### Direction
Skip the pictures and extract all of the lines exactly as written.

### Records
☆ ☆ ☆ ☆

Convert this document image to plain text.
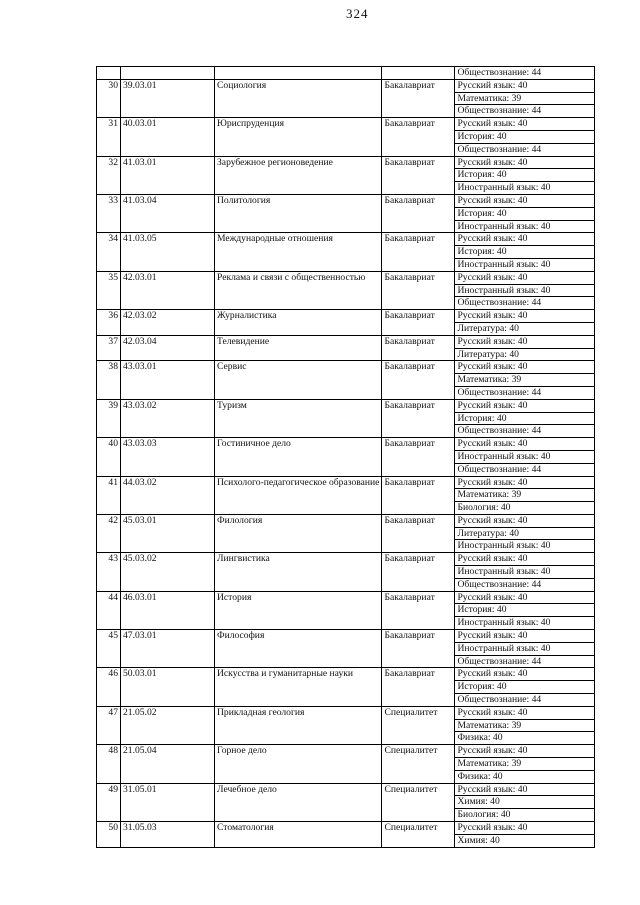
324
				Обществознание: 44
30	39.03.01	Социология	Бакалавриат	Русский язык: 40
				Математика: 39
				Обществознание: 44
31	40.03.01	Юриспруденция	Бакалавриат	Русский язык: 40
				История: 40
				Обществознание: 44
32	41.03.01	Зарубежное регионоведение	Бакалавриат	Русский язык: 40
				История: 40
				Иностранный язык: 40
33	41.03.04	Политология	Бакалавриат	Русский язык: 40
				История: 40
				Иностранный язык: 40
34	41.03.05	Международные отношения	Бакалавриат	Русский язык: 40
				История: 40
				Иностранный язык: 40
35	42.03.01	Реклама и связи с общественностью	Бакалавриат	Русский язык: 40
				Иностранный язык: 40
				Обществознание: 44
36	42.03.02	Журналистика	Бакалавриат	Русский язык: 40
				Литература: 40
37	42.03.04	Телевидение	Бакалавриат	Русский язык: 40
				Литература: 40
38	43.03.01	Сервис	Бакалавриат	Русский язык: 40
				Математика: 39
				Обществознание: 44
39	43.03.02	Туризм	Бакалавриат	Русский язык: 40
				История: 40
				Обществознание: 44
40	43.03.03	Гостиничное дело	Бакалавриат	Русский язык: 40
				Иностранный язык: 40
				Обществознание: 44
41	44.03.02	Психолого-педагогическое образование	Бакалавриат	Русский язык: 40
				Математика: 39
				Биология: 40
42	45.03.01	Филология	Бакалавриат	Русский язык: 40
				Литература: 40
				Иностранный язык: 40
43	45.03.02	Лингвистика	Бакалавриат	Русский язык: 40
				Иностранный язык: 40
				Обществознание: 44
44	46.03.01	История	Бакалавриат	Русский язык: 40
				История: 40
				Иностранный язык: 40
45	47.03.01	Философия	Бакалавриат	Русский язык: 40
				Иностранный язык: 40
				Обществознание: 44
46	50.03.01	Искусства и гуманитарные науки	Бакалавриат	Русский язык: 40
				История: 40
				Обществознание: 44
47	21.05.02	Прикладная геология	Специалитет	Русский язык: 40
				Математика: 39
				Физика: 40
48	21.05.04	Горное дело	Специалитет	Русский язык: 40
				Математика: 39
				Физика: 40
49	31.05.01	Лечебное дело	Специалитет	Русский язык: 40
				Химия: 40
				Биология: 40
50	31.05.03	Стоматология	Специалитет	Русский язык: 40
				Химия: 40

☆ ☆ ☆ ☆

### Correct response
Convert this document image to plain text.
324
				Обществознание: 44
30	39.03.01	Социология	Бакалавриат	Русский язык: 40
				Математика: 39
				Обществознание: 44
31	40.03.01	Юриспруденция	Бакалавриат	Русский язык: 40
				История: 40
				Обществознание: 44
32	41.03.01	Зарубежное регионоведение	Бакалавриат	Русский язык: 40
				История: 40
				Иностранный язык: 40
33	41.03.04	Политология	Бакалавриат	Русский язык: 40
				История: 40
				Иностранный язык: 40
34	41.03.05	Международные отношения	Бакалавриат	Русский язык: 40
				История: 40
				Иностранный язык: 40
35	42.03.01	Реклама и связи с общественностью	Бакалавриат	Русский язык: 40
				Иностранный язык: 40
				Обществознание: 44
36	42.03.02	Журналистика	Бакалавриат	Русский язык: 40
				Литература: 40
37	42.03.04	Телевидение	Бакалавриат	Русский язык: 40
				Литература: 40
38	43.03.01	Сервис	Бакалавриат	Русский язык: 40
				Математика: 39
				Обществознание: 44
39	43.03.02	Туризм	Бакалавриат	Русский язык: 40
				История: 40
				Обществознание: 44
40	43.03.03	Гостиничное дело	Бакалавриат	Русский язык: 40
				Иностранный язык: 40
				Обществознание: 44
41	44.03.02	Психолого-педагогическое образование	Бакалавриат	Русский язык: 40
				Математика: 39
				Биология: 40
42	45.03.01	Филология	Бакалавриат	Русский язык: 40
				Литература: 40
				Иностранный язык: 40
43	45.03.02	Лингвистика	Бакалавриат	Русский язык: 40
				Иностранный язык: 40
				Обществознание: 44
44	46.03.01	История	Бакалавриат	Русский язык: 40
				История: 40
				Иностранный язык: 40
45	47.03.01	Философия	Бакалавриат	Русский язык: 40
				Иностранный язык: 40
				Обществознание: 44
46	50.03.01	Искусства и гуманитарные науки	Бакалавриат	Русский язык: 40
				История: 40
				Обществознание: 44
47	21.05.02	Прикладная геология	Специалитет	Русский язык: 40
				Математика: 39
				Физика: 40
48	21.05.04	Горное дело	Специалитет	Русский язык: 40
				Математика: 39
				Физика: 40
49	31.05.01	Лечебное дело	Специалитет	Русский язык: 40
				Химия: 40
				Биология: 40
50	31.05.03	Стоматология	Специалитет	Русский язык: 40
				Химия: 40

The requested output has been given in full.